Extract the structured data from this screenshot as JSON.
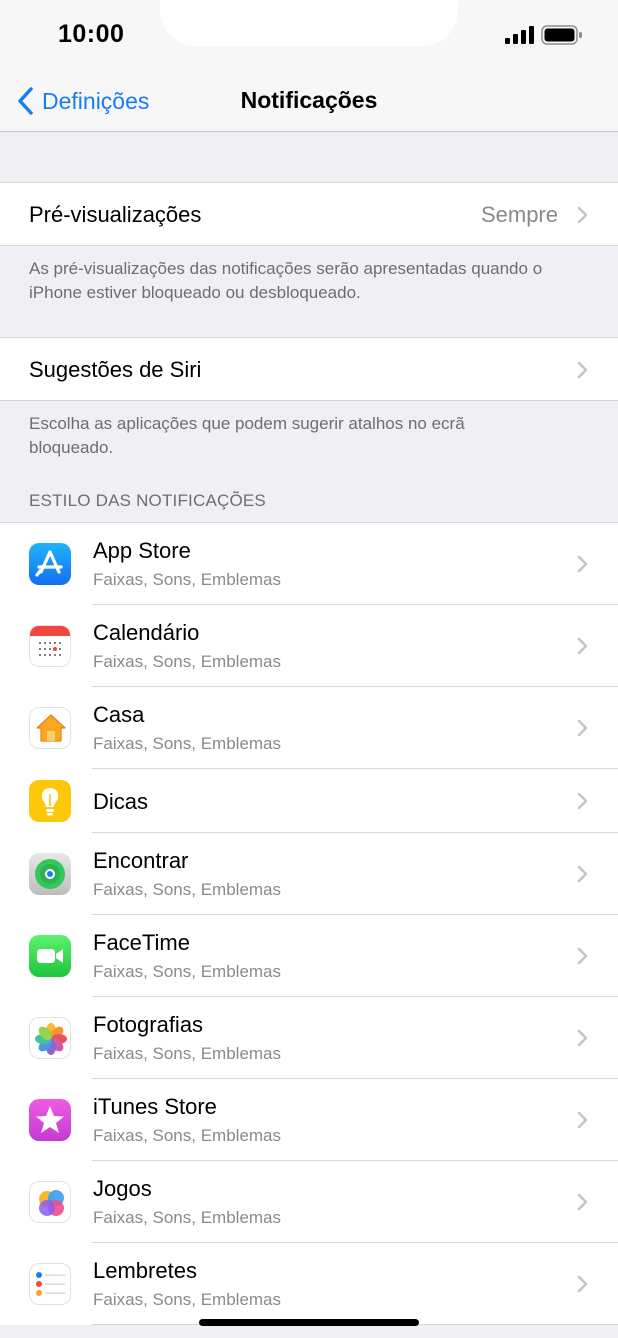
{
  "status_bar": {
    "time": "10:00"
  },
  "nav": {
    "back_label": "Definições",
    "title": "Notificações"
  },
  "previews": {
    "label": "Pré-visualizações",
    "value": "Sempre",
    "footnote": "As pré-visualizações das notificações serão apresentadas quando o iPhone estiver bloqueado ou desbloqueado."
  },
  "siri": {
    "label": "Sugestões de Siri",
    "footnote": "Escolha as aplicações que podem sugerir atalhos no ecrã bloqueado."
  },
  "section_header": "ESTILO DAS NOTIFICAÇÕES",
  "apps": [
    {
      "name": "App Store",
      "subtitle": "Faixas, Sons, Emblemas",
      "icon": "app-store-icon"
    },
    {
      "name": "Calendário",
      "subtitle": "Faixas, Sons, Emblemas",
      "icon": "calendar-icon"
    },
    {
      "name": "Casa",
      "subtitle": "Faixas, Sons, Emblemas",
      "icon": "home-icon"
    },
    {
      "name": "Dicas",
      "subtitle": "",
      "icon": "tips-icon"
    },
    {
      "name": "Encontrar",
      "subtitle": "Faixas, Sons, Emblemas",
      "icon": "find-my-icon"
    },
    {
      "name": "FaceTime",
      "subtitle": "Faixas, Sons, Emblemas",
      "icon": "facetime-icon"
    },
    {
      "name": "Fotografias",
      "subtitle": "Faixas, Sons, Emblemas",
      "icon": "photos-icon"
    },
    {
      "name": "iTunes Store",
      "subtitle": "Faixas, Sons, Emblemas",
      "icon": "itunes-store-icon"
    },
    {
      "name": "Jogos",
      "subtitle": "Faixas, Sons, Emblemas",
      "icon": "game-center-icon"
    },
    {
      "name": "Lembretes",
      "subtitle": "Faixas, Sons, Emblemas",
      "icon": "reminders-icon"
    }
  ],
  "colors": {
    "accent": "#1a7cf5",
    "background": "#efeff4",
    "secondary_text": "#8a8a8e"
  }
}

=====

◆ **Task objective**
Without the pictures, repeat all the records word for word.

◆ **Exercise solution**
Extract the structured data from this screenshot as JSON.
{
  "status_bar": {
    "time": "10:00"
  },
  "nav": {
    "back_label": "Definições",
    "title": "Notificações"
  },
  "previews": {
    "label": "Pré-visualizações",
    "value": "Sempre",
    "footnote": "As pré-visualizações das notificações serão apresentadas quando o iPhone estiver bloqueado ou desbloqueado."
  },
  "siri": {
    "label": "Sugestões de Siri",
    "footnote": "Escolha as aplicações que podem sugerir atalhos no ecrã bloqueado."
  },
  "section_header": "ESTILO DAS NOTIFICAÇÕES",
  "apps": [
    {
      "name": "App Store",
      "subtitle": "Faixas, Sons, Emblemas",
      "icon": "app-store-icon"
    },
    {
      "name": "Calendário",
      "subtitle": "Faixas, Sons, Emblemas",
      "icon": "calendar-icon"
    },
    {
      "name": "Casa",
      "subtitle": "Faixas, Sons, Emblemas",
      "icon": "home-icon"
    },
    {
      "name": "Dicas",
      "subtitle": "",
      "icon": "tips-icon"
    },
    {
      "name": "Encontrar",
      "subtitle": "Faixas, Sons, Emblemas",
      "icon": "find-my-icon"
    },
    {
      "name": "FaceTime",
      "subtitle": "Faixas, Sons, Emblemas",
      "icon": "facetime-icon"
    },
    {
      "name": "Fotografias",
      "subtitle": "Faixas, Sons, Emblemas",
      "icon": "photos-icon"
    },
    {
      "name": "iTunes Store",
      "subtitle": "Faixas, Sons, Emblemas",
      "icon": "itunes-store-icon"
    },
    {
      "name": "Jogos",
      "subtitle": "Faixas, Sons, Emblemas",
      "icon": "game-center-icon"
    },
    {
      "name": "Lembretes",
      "subtitle": "Faixas, Sons, Emblemas",
      "icon": "reminders-icon"
    }
  ],
  "colors": {
    "accent": "#1a7cf5",
    "background": "#efeff4",
    "secondary_text": "#8a8a8e"
  }
}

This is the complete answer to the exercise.